▶ _Task requirements_
What follows is a listing to be transcribed exactly.

(Chart and figure data)
- - -

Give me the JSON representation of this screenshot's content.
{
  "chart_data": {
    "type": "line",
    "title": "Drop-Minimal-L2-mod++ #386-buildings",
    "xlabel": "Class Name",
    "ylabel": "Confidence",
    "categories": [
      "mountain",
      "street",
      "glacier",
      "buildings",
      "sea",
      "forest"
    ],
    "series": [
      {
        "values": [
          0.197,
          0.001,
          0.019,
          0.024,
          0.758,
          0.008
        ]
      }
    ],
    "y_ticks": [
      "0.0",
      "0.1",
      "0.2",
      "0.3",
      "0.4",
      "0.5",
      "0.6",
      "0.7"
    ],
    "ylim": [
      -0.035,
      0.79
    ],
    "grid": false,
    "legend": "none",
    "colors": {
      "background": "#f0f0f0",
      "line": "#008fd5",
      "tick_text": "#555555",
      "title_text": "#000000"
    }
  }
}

- - -

▶ _Worked answer_
Give me the JSON representation of this screenshot's content.
{
  "chart_data": {
    "type": "line",
    "title": "Drop-Minimal-L2-mod++ #386-buildings",
    "xlabel": "Class Name",
    "ylabel": "Confidence",
    "categories": [
      "mountain",
      "street",
      "glacier",
      "buildings",
      "sea",
      "forest"
    ],
    "series": [
      {
        "values": [
          0.197,
          0.001,
          0.019,
          0.024,
          0.758,
          0.008
        ]
      }
    ],
    "y_ticks": [
      "0.0",
      "0.1",
      "0.2",
      "0.3",
      "0.4",
      "0.5",
      "0.6",
      "0.7"
    ],
    "ylim": [
      -0.035,
      0.79
    ],
    "grid": false,
    "legend": "none",
    "colors": {
      "background": "#f0f0f0",
      "line": "#008fd5",
      "tick_text": "#555555",
      "title_text": "#000000"
    }
  }
}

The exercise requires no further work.